- _EXERCISE DETAILS_
From the listing below, copy every line with the word "LENS".

::::::::

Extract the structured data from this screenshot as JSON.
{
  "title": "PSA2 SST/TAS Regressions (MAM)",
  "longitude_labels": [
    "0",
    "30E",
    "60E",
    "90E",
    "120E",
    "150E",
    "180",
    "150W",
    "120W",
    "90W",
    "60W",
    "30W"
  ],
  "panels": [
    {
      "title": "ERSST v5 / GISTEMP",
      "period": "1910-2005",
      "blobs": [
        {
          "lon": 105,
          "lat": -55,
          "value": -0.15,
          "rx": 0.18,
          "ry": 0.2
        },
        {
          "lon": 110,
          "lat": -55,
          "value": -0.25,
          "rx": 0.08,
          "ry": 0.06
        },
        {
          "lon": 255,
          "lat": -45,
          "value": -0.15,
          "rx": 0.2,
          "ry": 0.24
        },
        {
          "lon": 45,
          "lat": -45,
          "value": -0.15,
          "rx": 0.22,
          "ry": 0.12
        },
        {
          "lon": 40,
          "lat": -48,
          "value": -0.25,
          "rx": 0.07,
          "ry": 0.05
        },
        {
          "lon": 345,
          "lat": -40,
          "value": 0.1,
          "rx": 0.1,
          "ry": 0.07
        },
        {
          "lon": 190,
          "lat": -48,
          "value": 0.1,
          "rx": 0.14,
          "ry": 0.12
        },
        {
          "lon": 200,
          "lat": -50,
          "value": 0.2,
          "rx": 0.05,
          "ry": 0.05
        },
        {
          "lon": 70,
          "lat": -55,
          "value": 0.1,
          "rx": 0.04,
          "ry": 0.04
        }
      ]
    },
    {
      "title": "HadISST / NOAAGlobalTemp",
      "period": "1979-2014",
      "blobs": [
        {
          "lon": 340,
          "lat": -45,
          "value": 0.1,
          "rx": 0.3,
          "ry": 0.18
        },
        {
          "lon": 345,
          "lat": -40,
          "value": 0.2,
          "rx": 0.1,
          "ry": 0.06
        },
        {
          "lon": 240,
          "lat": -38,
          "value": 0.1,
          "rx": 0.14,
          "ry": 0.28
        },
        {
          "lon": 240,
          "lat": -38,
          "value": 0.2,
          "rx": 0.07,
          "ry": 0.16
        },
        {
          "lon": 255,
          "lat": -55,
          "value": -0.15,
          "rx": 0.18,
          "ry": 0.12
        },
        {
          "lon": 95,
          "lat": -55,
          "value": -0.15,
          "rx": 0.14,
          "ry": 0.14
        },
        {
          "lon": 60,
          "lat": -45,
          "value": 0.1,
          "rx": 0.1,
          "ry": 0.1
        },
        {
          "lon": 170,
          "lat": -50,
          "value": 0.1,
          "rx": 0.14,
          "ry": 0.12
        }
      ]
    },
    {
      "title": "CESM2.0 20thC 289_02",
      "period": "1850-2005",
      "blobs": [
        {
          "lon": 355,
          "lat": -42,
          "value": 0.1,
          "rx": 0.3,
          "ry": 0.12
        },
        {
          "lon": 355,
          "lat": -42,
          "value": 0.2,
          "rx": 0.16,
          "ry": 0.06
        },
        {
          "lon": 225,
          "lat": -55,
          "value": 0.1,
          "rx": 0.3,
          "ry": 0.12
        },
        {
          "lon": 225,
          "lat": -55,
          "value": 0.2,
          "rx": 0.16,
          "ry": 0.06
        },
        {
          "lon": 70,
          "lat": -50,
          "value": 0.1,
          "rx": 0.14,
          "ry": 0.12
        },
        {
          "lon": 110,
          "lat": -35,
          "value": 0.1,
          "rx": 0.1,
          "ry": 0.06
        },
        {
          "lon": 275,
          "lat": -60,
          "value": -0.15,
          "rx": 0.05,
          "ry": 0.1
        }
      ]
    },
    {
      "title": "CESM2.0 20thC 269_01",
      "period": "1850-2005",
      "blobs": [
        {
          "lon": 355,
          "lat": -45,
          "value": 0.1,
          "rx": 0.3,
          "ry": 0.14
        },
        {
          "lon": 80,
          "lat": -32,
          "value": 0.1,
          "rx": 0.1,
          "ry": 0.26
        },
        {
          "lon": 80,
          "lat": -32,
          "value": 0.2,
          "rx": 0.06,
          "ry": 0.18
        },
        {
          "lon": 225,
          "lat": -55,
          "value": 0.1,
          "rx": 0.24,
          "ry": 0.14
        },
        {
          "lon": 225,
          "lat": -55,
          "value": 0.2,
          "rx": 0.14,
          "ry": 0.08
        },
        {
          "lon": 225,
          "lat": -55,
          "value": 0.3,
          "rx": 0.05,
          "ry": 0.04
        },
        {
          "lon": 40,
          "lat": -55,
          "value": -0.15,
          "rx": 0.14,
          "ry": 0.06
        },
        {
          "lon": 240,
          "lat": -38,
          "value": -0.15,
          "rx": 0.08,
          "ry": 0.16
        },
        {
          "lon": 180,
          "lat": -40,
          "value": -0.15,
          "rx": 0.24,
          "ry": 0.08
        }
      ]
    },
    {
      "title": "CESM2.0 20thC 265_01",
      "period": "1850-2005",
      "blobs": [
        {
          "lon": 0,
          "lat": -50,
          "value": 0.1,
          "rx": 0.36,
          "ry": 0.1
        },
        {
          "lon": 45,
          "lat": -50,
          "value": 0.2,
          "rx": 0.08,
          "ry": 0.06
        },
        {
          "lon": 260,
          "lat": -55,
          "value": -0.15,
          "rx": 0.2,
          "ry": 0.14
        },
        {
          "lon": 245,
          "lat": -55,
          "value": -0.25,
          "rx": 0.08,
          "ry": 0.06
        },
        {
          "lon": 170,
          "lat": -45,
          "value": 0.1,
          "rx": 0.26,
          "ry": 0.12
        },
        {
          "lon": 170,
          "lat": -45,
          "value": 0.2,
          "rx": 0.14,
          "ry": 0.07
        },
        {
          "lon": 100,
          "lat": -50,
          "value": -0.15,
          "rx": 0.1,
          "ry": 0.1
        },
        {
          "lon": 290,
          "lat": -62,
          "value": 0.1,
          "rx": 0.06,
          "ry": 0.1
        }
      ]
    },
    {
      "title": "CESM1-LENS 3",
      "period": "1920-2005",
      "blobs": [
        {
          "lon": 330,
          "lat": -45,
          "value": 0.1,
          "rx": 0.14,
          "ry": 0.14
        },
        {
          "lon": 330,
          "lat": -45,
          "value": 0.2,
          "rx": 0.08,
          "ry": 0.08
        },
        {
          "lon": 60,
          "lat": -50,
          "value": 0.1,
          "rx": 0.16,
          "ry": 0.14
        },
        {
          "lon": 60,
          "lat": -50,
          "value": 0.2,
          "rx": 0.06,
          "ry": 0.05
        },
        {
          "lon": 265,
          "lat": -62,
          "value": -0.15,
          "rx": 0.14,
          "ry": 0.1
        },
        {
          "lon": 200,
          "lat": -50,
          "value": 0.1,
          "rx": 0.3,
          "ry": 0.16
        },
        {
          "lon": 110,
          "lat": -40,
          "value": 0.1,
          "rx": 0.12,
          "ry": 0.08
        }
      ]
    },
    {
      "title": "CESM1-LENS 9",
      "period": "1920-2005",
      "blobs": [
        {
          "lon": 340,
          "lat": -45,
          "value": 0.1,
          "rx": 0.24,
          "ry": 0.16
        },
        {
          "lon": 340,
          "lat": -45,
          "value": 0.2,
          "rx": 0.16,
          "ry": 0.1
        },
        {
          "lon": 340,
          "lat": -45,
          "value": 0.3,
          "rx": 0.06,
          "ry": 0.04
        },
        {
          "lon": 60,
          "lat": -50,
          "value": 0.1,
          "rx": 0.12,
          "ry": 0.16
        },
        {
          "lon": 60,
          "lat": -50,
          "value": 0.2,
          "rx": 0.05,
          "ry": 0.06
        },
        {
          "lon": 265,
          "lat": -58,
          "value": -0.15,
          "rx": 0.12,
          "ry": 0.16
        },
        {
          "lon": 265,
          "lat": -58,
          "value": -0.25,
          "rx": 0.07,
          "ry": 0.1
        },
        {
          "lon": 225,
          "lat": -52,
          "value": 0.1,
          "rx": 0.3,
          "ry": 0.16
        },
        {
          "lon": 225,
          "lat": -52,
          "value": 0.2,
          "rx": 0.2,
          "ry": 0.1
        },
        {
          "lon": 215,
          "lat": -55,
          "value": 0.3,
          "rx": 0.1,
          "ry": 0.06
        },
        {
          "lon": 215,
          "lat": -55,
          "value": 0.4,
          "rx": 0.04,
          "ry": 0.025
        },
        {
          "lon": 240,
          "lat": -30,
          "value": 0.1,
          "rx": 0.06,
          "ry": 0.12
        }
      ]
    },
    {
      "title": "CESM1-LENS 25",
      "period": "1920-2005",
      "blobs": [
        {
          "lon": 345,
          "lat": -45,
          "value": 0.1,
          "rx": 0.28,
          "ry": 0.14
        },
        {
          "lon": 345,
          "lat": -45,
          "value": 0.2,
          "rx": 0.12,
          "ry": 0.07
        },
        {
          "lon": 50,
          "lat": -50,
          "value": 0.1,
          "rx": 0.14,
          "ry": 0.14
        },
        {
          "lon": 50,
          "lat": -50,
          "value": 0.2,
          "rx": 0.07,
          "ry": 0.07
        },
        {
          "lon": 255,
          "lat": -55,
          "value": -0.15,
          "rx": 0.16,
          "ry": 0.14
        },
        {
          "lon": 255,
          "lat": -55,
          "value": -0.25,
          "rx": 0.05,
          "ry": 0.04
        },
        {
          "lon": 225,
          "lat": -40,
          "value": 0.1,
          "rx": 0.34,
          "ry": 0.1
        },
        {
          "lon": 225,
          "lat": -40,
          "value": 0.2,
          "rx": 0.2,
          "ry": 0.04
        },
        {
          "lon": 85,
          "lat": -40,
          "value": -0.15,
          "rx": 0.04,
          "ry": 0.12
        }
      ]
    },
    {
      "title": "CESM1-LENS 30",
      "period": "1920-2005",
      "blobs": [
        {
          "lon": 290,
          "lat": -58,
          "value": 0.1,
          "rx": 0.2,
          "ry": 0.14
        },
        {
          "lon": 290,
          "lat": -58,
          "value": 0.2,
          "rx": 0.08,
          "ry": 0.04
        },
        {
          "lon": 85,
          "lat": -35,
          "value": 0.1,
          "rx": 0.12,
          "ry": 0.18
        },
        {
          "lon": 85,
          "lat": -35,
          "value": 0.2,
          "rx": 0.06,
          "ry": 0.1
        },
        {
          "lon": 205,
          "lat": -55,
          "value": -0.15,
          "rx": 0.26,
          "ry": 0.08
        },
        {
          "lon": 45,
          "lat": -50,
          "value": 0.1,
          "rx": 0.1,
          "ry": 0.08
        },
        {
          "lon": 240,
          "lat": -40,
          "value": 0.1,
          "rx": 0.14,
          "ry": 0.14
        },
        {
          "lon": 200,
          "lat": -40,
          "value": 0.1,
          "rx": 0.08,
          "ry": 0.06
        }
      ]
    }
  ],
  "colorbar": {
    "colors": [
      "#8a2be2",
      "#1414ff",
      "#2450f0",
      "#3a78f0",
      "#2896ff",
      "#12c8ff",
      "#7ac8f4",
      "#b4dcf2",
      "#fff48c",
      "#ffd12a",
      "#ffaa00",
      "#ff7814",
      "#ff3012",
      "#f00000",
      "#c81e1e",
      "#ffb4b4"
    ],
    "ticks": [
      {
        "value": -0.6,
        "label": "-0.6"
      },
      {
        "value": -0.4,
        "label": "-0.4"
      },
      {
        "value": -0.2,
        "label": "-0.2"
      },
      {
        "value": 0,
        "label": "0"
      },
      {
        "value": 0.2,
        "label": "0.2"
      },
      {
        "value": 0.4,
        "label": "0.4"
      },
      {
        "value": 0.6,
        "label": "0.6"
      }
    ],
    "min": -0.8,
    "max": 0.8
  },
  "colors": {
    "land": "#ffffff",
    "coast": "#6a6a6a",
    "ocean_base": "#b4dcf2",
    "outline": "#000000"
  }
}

::::::::

- _REPLY_
      "title": "CESM1-LENS 3",
      "title": "CESM1-LENS 9",
      "title": "CESM1-LENS 25",
      "title": "CESM1-LENS 30",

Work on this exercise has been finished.